[Data records]
↓

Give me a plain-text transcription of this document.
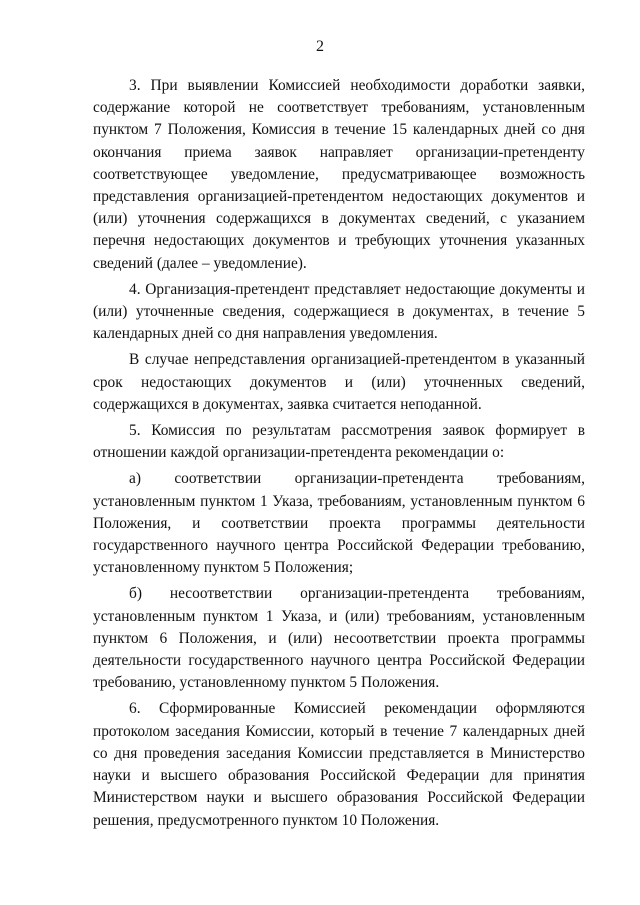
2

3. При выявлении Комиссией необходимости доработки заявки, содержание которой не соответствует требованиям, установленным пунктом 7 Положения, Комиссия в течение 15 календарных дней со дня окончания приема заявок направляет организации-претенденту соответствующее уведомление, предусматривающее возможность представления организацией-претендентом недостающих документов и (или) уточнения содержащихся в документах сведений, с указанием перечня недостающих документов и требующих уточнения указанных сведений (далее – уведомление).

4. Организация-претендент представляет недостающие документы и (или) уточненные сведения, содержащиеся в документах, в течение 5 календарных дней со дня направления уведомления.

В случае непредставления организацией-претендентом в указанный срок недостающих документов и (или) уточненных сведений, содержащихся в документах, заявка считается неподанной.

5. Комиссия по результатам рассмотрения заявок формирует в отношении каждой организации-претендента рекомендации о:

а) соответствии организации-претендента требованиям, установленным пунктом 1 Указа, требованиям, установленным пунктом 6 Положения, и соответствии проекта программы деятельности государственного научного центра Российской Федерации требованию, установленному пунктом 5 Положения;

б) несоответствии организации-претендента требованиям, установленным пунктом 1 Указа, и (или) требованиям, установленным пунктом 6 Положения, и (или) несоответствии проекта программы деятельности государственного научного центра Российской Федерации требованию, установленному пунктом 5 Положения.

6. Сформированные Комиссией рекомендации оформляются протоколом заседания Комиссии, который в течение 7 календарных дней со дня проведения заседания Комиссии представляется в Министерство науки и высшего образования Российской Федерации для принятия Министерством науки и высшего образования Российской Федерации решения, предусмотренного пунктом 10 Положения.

↑

--- AIM OF THE EXERCISE ---
Check each line above for the string "проекта", then copy the ones that have it.

--- FINAL ANSWER ---
а) соответствии организации-претендента требованиям, установленным пунктом 1 Указа, требованиям, установленным пунктом 6 Положения, и соответствии проекта программы деятельности государственного научного центра Российской Федерации требованию, установленному пунктом 5 Положения;
б) несоответствии организации-претендента требованиям, установленным пунктом 1 Указа, и (или) требованиям, установленным пунктом 6 Положения, и (или) несоответствии проекта программы деятельности государственного научного центра Российской Федерации требованию, установленному пунктом 5 Положения.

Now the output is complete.